TASK OBJECTIVE:
Print all of the following rows word for word, leaving out the pictures.
■ ■ ■
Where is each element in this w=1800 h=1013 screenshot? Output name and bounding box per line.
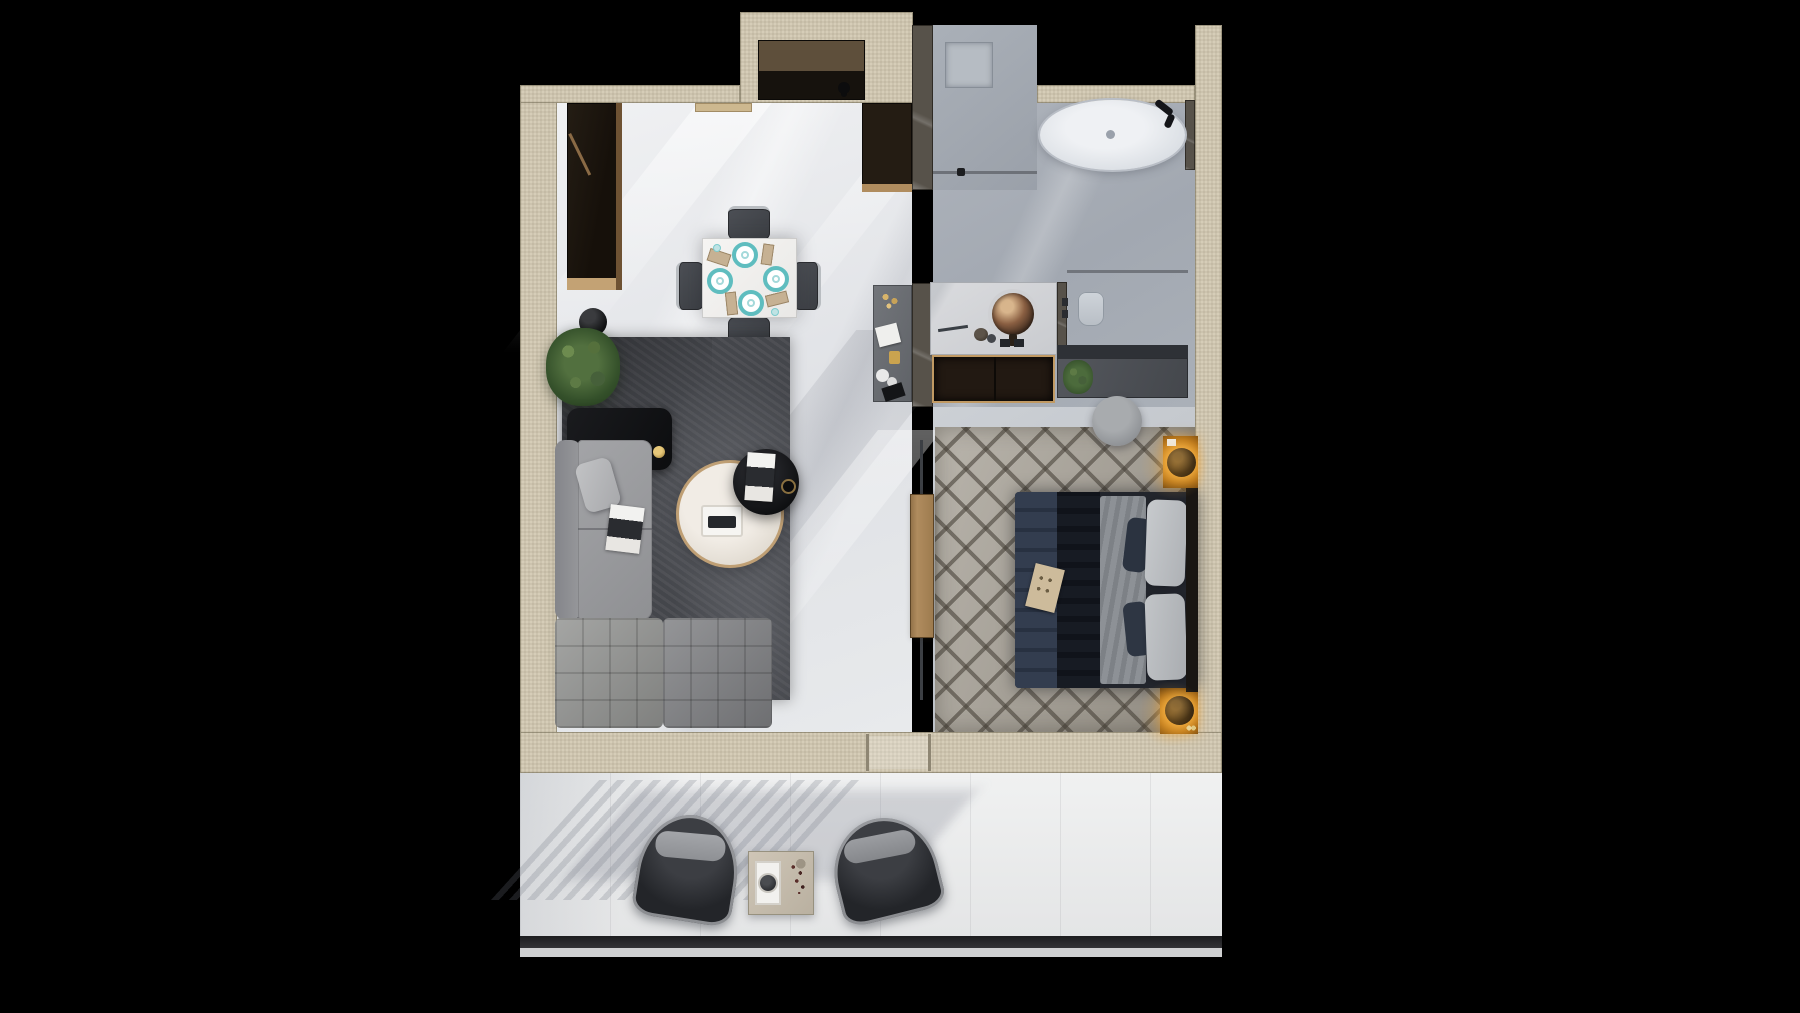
counter-amenity xyxy=(1014,339,1024,347)
teal-dot-decor xyxy=(771,308,779,316)
plate-north xyxy=(732,242,758,268)
soap-dish xyxy=(987,334,996,343)
bathtub xyxy=(1040,100,1185,170)
dining-chair-north xyxy=(728,206,770,240)
storage-counter-ledge xyxy=(1057,345,1188,358)
wall-top-left xyxy=(520,85,740,103)
counter-amenity xyxy=(1000,339,1010,347)
teal-dot-decor xyxy=(713,244,721,252)
remote-item xyxy=(708,516,736,528)
wardrobe-wood-base xyxy=(567,278,622,290)
tub-drain-icon xyxy=(1106,130,1115,139)
shower-drain-plate xyxy=(945,42,993,88)
white-card xyxy=(875,323,901,348)
balcony-railing xyxy=(520,936,1222,948)
cabinet-divider xyxy=(994,357,996,401)
jewelry-items xyxy=(879,291,901,311)
round-pouf xyxy=(1092,396,1142,446)
plate-south xyxy=(738,290,764,316)
sphere-lamp xyxy=(1165,696,1194,725)
vanity-cabinet xyxy=(932,355,1055,403)
entry-door-threshold xyxy=(695,103,752,112)
marble-pillar-tub-end xyxy=(1185,100,1195,170)
double-bed xyxy=(1015,492,1198,688)
magazine-on-table xyxy=(744,452,775,502)
wardrobe-trim xyxy=(568,133,591,176)
black-box xyxy=(881,382,905,402)
balcony-door-panel xyxy=(869,736,928,769)
tub-faucet-icon xyxy=(1163,113,1175,129)
black-side-table xyxy=(733,449,799,515)
wall-right xyxy=(1195,25,1222,773)
sofa-chaise-right xyxy=(663,618,772,728)
balcony-edge-strip xyxy=(520,948,1222,957)
nightstand-top xyxy=(1163,436,1198,488)
entry-closet xyxy=(758,40,865,100)
headboard xyxy=(1186,488,1198,692)
sphere-lamp xyxy=(1167,448,1196,477)
vessel-sink xyxy=(992,293,1034,335)
plate-west xyxy=(707,268,733,294)
wardrobe-side-panel xyxy=(616,103,622,290)
roof-notch xyxy=(1037,0,1195,85)
floor-plan-render xyxy=(0,0,1800,1013)
shoe-cabinet-wood-base xyxy=(862,184,912,192)
napkin-tray xyxy=(725,291,738,315)
soap-dish xyxy=(974,328,988,341)
magazine-on-sofa xyxy=(605,504,644,554)
perfume-bottle xyxy=(889,351,900,364)
sofa-chaise-left xyxy=(555,618,663,728)
chair-pillow xyxy=(654,830,726,862)
flower-sprig xyxy=(786,859,810,899)
marble-pillar-shower xyxy=(912,25,933,190)
potted-plant xyxy=(546,328,620,406)
dressing-desk xyxy=(873,285,912,402)
nightstand-item xyxy=(1167,439,1176,446)
coffee-pot xyxy=(760,875,776,891)
flush-buttons-icon xyxy=(1062,298,1068,318)
wardrobe xyxy=(567,103,622,290)
balcony-door-frame xyxy=(928,734,931,771)
gold-items xyxy=(1186,724,1196,732)
storage-counter xyxy=(1057,358,1188,398)
dining-table xyxy=(702,238,797,318)
dining-chair-east xyxy=(793,262,821,310)
napkin-tray xyxy=(761,243,775,265)
dark-runner-band xyxy=(1057,492,1100,688)
nightstand-bottom xyxy=(1160,688,1198,734)
bed-pillow xyxy=(1145,593,1188,680)
sliding-wood-door xyxy=(910,494,934,638)
gold-ring-tray xyxy=(781,479,796,494)
stone-side-table xyxy=(748,851,814,915)
wall-left xyxy=(520,85,557,773)
plate-east xyxy=(763,266,789,292)
shoe-cabinet xyxy=(862,103,912,192)
shower-glass-line xyxy=(933,171,1037,174)
serving-tray xyxy=(701,505,743,537)
toilet xyxy=(1078,292,1104,326)
toilet-glass-line xyxy=(1067,270,1188,273)
bed-pillow xyxy=(1145,499,1188,586)
vanity-counter xyxy=(930,282,1057,355)
glass-handle-icon xyxy=(957,168,965,176)
chair-pillow xyxy=(842,828,917,865)
plant-small xyxy=(1063,360,1093,394)
closet-knob-icon xyxy=(838,82,850,94)
dining-chair-west xyxy=(676,262,704,310)
napkin-tray xyxy=(765,291,789,308)
candle xyxy=(653,446,665,458)
razor-item xyxy=(938,325,968,332)
coffee-pot-tray xyxy=(755,861,781,905)
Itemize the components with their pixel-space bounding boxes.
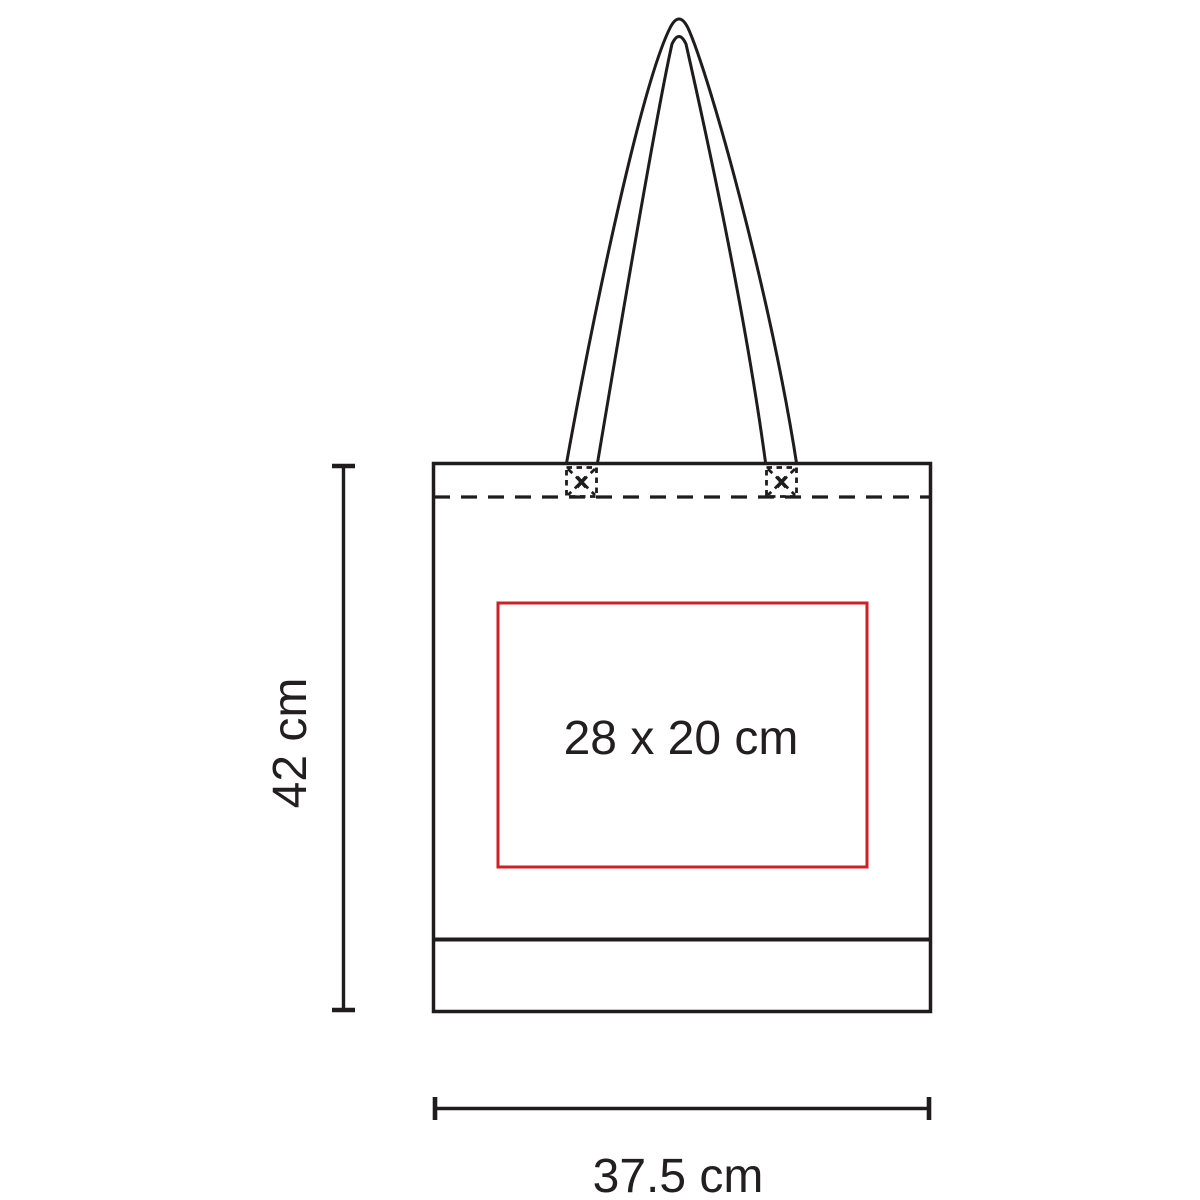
print-area-size-label: 28 x 20 cm [564, 712, 799, 765]
bag-dimension-diagram: 28 x 20 cm 42 cm 37.5 cm [0, 0, 1200, 1200]
bag-height-label: 42 cm [264, 678, 317, 809]
diagram-canvas: 28 x 20 cm 42 cm 37.5 cm [0, 0, 1200, 1200]
bag-width-label: 37.5 cm [593, 1150, 764, 1200]
height-dimension-line: 42 cm [264, 466, 355, 1010]
bag-handle-inner-line [597, 37, 766, 467]
bag-handle-outer-line [566, 19, 797, 466]
width-dimension-line: 37.5 cm [435, 1097, 929, 1200]
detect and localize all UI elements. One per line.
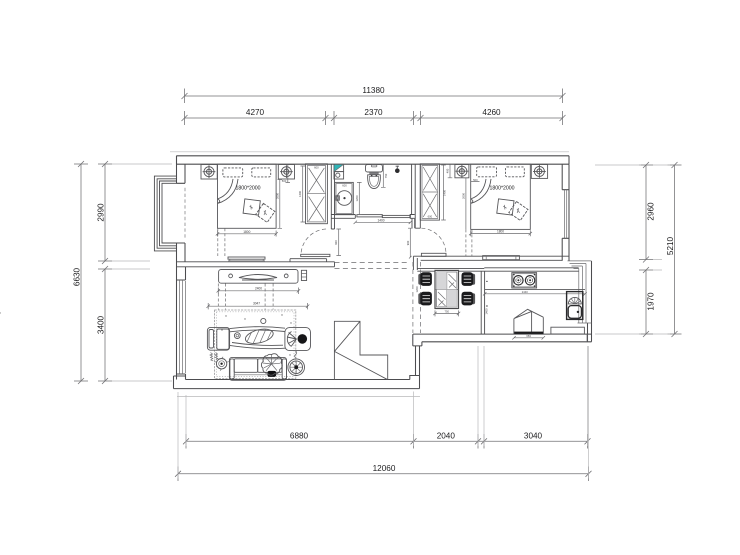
svg-text:2370: 2370 [364, 108, 383, 117]
svg-text:4260: 4260 [482, 108, 501, 117]
svg-text:500: 500 [473, 178, 478, 182]
svg-text:4270: 4270 [246, 108, 265, 117]
svg-text:5210: 5210 [666, 236, 675, 255]
svg-text:6630: 6630 [73, 267, 82, 286]
svg-text:600: 600 [342, 183, 347, 187]
svg-text:1200: 1200 [415, 286, 419, 292]
svg-text:683: 683 [526, 334, 531, 338]
svg-text:1800*2000: 1800*2000 [235, 186, 260, 192]
svg-text:2400: 2400 [255, 286, 262, 290]
svg-text:750: 750 [445, 309, 450, 313]
svg-text:1400: 1400 [485, 308, 489, 314]
svg-text:900: 900 [334, 240, 338, 245]
svg-text:400: 400 [446, 168, 450, 173]
svg-text:2040: 2040 [437, 432, 456, 441]
svg-text:12060: 12060 [373, 464, 396, 473]
svg-text:2000: 2000 [275, 193, 279, 199]
svg-text:2000: 2000 [461, 193, 465, 199]
svg-text:1200: 1200 [355, 195, 359, 201]
svg-text:1800: 1800 [243, 230, 250, 234]
svg-text:600: 600 [428, 215, 433, 219]
svg-text:900: 900 [406, 240, 410, 245]
svg-text:1800*2000: 1800*2000 [489, 186, 514, 192]
svg-text:3400: 3400 [97, 315, 106, 334]
svg-text:1400: 1400 [377, 218, 384, 222]
svg-text:2440: 2440 [522, 290, 528, 294]
svg-text:3040: 3040 [524, 432, 543, 441]
svg-text:2990: 2990 [97, 203, 106, 222]
svg-text:500: 500 [282, 179, 287, 183]
svg-text:600: 600 [314, 165, 319, 169]
svg-text:750: 750 [384, 173, 388, 178]
svg-text:1400: 1400 [443, 190, 447, 196]
svg-text:1970: 1970 [647, 292, 656, 311]
svg-text:1400: 1400 [298, 191, 302, 197]
svg-text:11380: 11380 [362, 86, 385, 95]
svg-text:6880: 6880 [290, 432, 309, 441]
svg-text:3047: 3047 [253, 302, 260, 306]
svg-text:2960: 2960 [647, 202, 656, 221]
svg-text:1800: 1800 [497, 230, 504, 234]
■ ■ ■
SOLUTION BELOW:
Where is each element in this w=1800 h=1013 screenshot? Output name and bounding box per line.
counter-amenity xyxy=(1014,339,1024,347)
teal-dot-decor xyxy=(771,308,779,316)
plate-north xyxy=(732,242,758,268)
soap-dish xyxy=(987,334,996,343)
bathtub xyxy=(1040,100,1185,170)
dining-chair-north xyxy=(728,206,770,240)
storage-counter-ledge xyxy=(1057,345,1188,358)
wall-top-left xyxy=(520,85,740,103)
counter-amenity xyxy=(1000,339,1010,347)
teal-dot-decor xyxy=(713,244,721,252)
remote-item xyxy=(708,516,736,528)
wardrobe-wood-base xyxy=(567,278,622,290)
tub-drain-icon xyxy=(1106,130,1115,139)
shower-drain-plate xyxy=(945,42,993,88)
white-card xyxy=(875,323,901,348)
balcony-railing xyxy=(520,936,1222,948)
cabinet-divider xyxy=(994,357,996,401)
jewelry-items xyxy=(879,291,901,311)
round-pouf xyxy=(1092,396,1142,446)
plate-south xyxy=(738,290,764,316)
sphere-lamp xyxy=(1165,696,1194,725)
vanity-cabinet xyxy=(932,355,1055,403)
entry-door-threshold xyxy=(695,103,752,112)
marble-pillar-tub-end xyxy=(1185,100,1195,170)
double-bed xyxy=(1015,492,1198,688)
magazine-on-table xyxy=(744,452,775,502)
wardrobe-trim xyxy=(568,133,591,176)
black-box xyxy=(881,382,905,402)
balcony-door-panel xyxy=(869,736,928,769)
tub-faucet-icon xyxy=(1163,113,1175,129)
black-side-table xyxy=(733,449,799,515)
wall-right xyxy=(1195,25,1222,773)
sofa-chaise-right xyxy=(663,618,772,728)
balcony-edge-strip xyxy=(520,948,1222,957)
nightstand-top xyxy=(1163,436,1198,488)
entry-closet xyxy=(758,40,865,100)
headboard xyxy=(1186,488,1198,692)
sphere-lamp xyxy=(1167,448,1196,477)
vessel-sink xyxy=(992,293,1034,335)
plate-west xyxy=(707,268,733,294)
wardrobe-side-panel xyxy=(616,103,622,290)
roof-notch xyxy=(1037,0,1195,85)
floor-plan-render xyxy=(0,0,1800,1013)
shoe-cabinet-wood-base xyxy=(862,184,912,192)
napkin-tray xyxy=(725,291,738,315)
soap-dish xyxy=(974,328,988,341)
magazine-on-sofa xyxy=(605,504,644,554)
perfume-bottle xyxy=(889,351,900,364)
sofa-chaise-left xyxy=(555,618,663,728)
chair-pillow xyxy=(654,830,726,862)
flower-sprig xyxy=(786,859,810,899)
marble-pillar-shower xyxy=(912,25,933,190)
potted-plant xyxy=(546,328,620,406)
dressing-desk xyxy=(873,285,912,402)
nightstand-item xyxy=(1167,439,1176,446)
coffee-pot xyxy=(760,875,776,891)
flush-buttons-icon xyxy=(1062,298,1068,318)
wardrobe xyxy=(567,103,622,290)
balcony-door-frame xyxy=(928,734,931,771)
gold-items xyxy=(1186,724,1196,732)
storage-counter xyxy=(1057,358,1188,398)
dining-table xyxy=(702,238,797,318)
dining-chair-east xyxy=(793,262,821,310)
napkin-tray xyxy=(761,243,775,265)
dark-runner-band xyxy=(1057,492,1100,688)
nightstand-bottom xyxy=(1160,688,1198,734)
bed-pillow xyxy=(1145,593,1188,680)
sliding-wood-door xyxy=(910,494,934,638)
gold-ring-tray xyxy=(781,479,796,494)
stone-side-table xyxy=(748,851,814,915)
wall-left xyxy=(520,85,557,773)
plate-east xyxy=(763,266,789,292)
shoe-cabinet xyxy=(862,103,912,192)
shower-glass-line xyxy=(933,171,1037,174)
serving-tray xyxy=(701,505,743,537)
toilet xyxy=(1078,292,1104,326)
toilet-glass-line xyxy=(1067,270,1188,273)
bed-pillow xyxy=(1145,499,1188,586)
vanity-counter xyxy=(930,282,1057,355)
glass-handle-icon xyxy=(957,168,965,176)
chair-pillow xyxy=(842,828,917,865)
plant-small xyxy=(1063,360,1093,394)
closet-knob-icon xyxy=(838,82,850,94)
dining-chair-west xyxy=(676,262,704,310)
napkin-tray xyxy=(765,291,789,308)
candle xyxy=(653,446,665,458)
razor-item xyxy=(938,325,968,332)
coffee-pot-tray xyxy=(755,861,781,905)
Itemize the components with their pixel-space bounding boxes.
print-area-size-label: 28 x 20 cm [564, 712, 799, 765]
bag-dimension-diagram: 28 x 20 cm 42 cm 37.5 cm [0, 0, 1200, 1200]
bag-height-label: 42 cm [264, 678, 317, 809]
diagram-canvas: 28 x 20 cm 42 cm 37.5 cm [0, 0, 1200, 1200]
bag-width-label: 37.5 cm [593, 1150, 764, 1200]
height-dimension-line: 42 cm [264, 466, 355, 1010]
bag-handle-inner-line [597, 37, 766, 467]
bag-handle-outer-line [566, 19, 797, 466]
width-dimension-line: 37.5 cm [435, 1097, 929, 1200]
detect and localize all UI elements. One per line.
svg-text:2370: 2370 [364, 108, 383, 117]
svg-text:4260: 4260 [482, 108, 501, 117]
svg-text:500: 500 [473, 178, 478, 182]
svg-text:4270: 4270 [246, 108, 265, 117]
svg-text:5210: 5210 [666, 236, 675, 255]
svg-text:6630: 6630 [73, 267, 82, 286]
svg-text:600: 600 [342, 183, 347, 187]
svg-text:1200: 1200 [415, 286, 419, 292]
svg-text:683: 683 [526, 334, 531, 338]
svg-text:1800*2000: 1800*2000 [235, 186, 260, 192]
svg-text:2400: 2400 [255, 286, 262, 290]
svg-text:750: 750 [445, 309, 450, 313]
svg-text:1400: 1400 [485, 308, 489, 314]
svg-text:900: 900 [334, 240, 338, 245]
svg-text:400: 400 [446, 168, 450, 173]
svg-text:2040: 2040 [437, 432, 456, 441]
svg-text:12060: 12060 [373, 464, 396, 473]
svg-text:2000: 2000 [275, 193, 279, 199]
svg-text:2000: 2000 [461, 193, 465, 199]
svg-text:1200: 1200 [355, 195, 359, 201]
svg-text:1800: 1800 [243, 230, 250, 234]
svg-text:600: 600 [428, 215, 433, 219]
svg-text:900: 900 [406, 240, 410, 245]
svg-text:1800*2000: 1800*2000 [489, 186, 514, 192]
svg-text:3400: 3400 [97, 315, 106, 334]
svg-text:1400: 1400 [377, 218, 384, 222]
svg-text:2440: 2440 [522, 290, 528, 294]
svg-text:3040: 3040 [524, 432, 543, 441]
svg-text:2990: 2990 [97, 203, 106, 222]
svg-text:500: 500 [282, 179, 287, 183]
svg-text:600: 600 [314, 165, 319, 169]
svg-text:750: 750 [384, 173, 388, 178]
svg-text:1400: 1400 [443, 190, 447, 196]
svg-text:1970: 1970 [647, 292, 656, 311]
svg-text:1400: 1400 [298, 191, 302, 197]
svg-text:11380: 11380 [362, 86, 385, 95]
svg-text:6880: 6880 [290, 432, 309, 441]
svg-text:3047: 3047 [253, 302, 260, 306]
svg-text:2960: 2960 [647, 202, 656, 221]
svg-text:1800: 1800 [497, 230, 504, 234]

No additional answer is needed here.